DATASET EXCERPTS:
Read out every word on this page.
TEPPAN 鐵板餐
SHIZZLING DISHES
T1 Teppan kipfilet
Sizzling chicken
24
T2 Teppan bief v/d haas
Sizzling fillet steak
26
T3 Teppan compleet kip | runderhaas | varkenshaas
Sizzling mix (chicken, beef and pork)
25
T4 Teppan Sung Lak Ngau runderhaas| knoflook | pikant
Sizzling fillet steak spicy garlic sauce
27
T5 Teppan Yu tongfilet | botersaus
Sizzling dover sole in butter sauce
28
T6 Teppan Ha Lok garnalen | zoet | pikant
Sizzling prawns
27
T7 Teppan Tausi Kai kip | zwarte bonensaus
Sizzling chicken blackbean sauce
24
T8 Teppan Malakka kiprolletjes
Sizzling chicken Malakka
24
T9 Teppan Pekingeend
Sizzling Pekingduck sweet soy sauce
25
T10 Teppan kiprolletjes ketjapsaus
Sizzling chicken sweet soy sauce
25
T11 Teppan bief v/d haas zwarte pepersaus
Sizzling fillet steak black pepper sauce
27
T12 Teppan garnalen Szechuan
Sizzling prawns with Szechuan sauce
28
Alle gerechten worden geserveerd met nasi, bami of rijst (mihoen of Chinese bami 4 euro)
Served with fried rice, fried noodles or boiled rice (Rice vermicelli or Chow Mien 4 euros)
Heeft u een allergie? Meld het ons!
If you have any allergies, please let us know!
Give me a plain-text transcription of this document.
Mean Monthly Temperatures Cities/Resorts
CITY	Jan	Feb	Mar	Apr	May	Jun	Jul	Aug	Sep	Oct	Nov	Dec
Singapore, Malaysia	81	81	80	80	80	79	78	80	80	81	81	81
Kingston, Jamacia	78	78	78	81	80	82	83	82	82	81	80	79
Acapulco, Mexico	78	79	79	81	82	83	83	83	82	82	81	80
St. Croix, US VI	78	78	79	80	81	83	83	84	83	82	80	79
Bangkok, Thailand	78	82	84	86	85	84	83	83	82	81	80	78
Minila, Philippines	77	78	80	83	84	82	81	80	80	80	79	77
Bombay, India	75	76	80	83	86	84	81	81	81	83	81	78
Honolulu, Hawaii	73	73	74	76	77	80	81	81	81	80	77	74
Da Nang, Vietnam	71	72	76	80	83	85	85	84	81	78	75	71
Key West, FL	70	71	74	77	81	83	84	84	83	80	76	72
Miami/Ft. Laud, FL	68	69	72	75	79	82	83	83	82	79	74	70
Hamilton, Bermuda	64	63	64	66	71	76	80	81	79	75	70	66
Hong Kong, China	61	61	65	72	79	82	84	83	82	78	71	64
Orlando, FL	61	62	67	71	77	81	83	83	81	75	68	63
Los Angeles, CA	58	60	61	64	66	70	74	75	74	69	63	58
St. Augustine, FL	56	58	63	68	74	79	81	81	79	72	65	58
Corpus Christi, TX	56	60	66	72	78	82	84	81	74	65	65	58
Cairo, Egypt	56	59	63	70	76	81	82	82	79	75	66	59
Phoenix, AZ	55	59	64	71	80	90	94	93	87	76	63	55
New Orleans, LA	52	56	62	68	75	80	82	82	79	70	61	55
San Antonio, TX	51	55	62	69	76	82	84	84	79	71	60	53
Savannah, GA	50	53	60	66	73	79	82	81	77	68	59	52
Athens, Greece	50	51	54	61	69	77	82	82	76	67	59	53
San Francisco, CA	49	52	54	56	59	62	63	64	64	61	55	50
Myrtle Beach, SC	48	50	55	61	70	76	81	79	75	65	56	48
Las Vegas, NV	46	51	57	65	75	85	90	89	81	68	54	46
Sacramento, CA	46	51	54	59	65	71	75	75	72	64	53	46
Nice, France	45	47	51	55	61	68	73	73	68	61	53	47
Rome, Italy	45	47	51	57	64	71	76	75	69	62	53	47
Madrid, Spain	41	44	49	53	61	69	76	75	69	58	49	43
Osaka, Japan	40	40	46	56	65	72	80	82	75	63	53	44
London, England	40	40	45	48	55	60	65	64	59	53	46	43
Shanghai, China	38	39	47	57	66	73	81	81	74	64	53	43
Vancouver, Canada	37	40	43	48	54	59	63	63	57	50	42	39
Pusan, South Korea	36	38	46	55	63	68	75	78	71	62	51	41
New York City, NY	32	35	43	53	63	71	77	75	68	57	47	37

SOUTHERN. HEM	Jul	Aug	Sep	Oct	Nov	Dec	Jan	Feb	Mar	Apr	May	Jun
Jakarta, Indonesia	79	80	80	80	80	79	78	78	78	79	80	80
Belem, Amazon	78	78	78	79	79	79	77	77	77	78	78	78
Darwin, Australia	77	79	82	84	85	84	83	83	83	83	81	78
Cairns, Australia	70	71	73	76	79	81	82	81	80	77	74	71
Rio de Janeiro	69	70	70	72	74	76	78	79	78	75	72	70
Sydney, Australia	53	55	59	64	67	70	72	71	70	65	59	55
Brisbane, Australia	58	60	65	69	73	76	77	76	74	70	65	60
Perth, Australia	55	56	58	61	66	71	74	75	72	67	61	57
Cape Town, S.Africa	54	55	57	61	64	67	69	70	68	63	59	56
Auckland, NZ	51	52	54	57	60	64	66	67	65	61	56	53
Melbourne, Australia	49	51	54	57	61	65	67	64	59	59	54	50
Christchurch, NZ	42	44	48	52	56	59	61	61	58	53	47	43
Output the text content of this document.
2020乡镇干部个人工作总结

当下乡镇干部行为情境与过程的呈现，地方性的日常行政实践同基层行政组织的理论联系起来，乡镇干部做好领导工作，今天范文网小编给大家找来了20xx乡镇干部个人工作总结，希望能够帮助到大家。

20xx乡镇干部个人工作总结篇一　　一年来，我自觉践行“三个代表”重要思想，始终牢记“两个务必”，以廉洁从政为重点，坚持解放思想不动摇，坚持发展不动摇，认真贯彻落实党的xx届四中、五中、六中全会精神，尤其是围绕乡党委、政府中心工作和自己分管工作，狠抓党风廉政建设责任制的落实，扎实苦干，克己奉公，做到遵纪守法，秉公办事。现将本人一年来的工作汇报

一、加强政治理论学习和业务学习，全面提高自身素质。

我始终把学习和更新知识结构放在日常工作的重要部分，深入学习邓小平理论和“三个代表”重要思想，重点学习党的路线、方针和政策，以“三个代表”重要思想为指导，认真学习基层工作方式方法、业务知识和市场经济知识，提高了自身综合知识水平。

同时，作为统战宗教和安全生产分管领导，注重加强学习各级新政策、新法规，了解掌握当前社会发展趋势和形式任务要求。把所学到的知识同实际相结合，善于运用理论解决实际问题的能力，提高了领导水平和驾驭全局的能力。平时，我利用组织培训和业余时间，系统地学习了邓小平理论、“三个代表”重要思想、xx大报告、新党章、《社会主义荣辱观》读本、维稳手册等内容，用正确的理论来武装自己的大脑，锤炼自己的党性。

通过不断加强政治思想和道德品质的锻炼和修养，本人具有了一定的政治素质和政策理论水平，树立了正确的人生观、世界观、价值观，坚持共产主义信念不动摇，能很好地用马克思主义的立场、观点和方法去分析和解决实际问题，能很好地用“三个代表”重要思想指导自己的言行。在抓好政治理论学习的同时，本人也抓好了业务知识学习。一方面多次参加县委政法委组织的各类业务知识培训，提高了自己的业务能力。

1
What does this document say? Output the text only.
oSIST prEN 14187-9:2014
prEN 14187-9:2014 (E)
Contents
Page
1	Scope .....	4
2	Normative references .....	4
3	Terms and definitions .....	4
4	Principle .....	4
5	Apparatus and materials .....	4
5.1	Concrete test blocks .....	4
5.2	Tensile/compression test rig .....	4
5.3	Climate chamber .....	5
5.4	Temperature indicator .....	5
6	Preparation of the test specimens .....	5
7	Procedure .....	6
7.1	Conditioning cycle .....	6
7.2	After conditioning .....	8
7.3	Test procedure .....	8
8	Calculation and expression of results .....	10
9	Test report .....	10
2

GIVEN TASK: Examine the records and pull out every line where the string "fillet" occurs.

FULL RESPONSE:
Sizzling fillet steak
Sizzling fillet steak spicy garlic sauce
Sizzling fillet steak black pepper sauce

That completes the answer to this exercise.